# The records start

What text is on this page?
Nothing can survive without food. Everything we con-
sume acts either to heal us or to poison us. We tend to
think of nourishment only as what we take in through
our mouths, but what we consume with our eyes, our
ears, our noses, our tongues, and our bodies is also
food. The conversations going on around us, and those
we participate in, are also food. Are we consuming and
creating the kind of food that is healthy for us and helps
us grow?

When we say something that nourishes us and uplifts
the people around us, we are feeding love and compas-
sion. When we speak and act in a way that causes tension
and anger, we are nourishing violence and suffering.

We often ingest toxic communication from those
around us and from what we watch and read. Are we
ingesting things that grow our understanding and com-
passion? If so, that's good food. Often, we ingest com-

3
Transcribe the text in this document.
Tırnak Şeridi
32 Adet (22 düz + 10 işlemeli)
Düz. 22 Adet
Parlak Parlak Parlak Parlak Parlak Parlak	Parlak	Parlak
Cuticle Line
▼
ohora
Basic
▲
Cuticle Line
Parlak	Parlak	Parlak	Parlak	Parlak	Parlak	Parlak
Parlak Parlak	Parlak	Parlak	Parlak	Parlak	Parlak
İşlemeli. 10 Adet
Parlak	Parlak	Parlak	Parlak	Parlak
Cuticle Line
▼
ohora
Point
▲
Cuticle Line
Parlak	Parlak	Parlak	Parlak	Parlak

# The records end

What the task requires.
How many lines in the records above contain the word "Adet"? Reply with the number alone.

Final answer.
3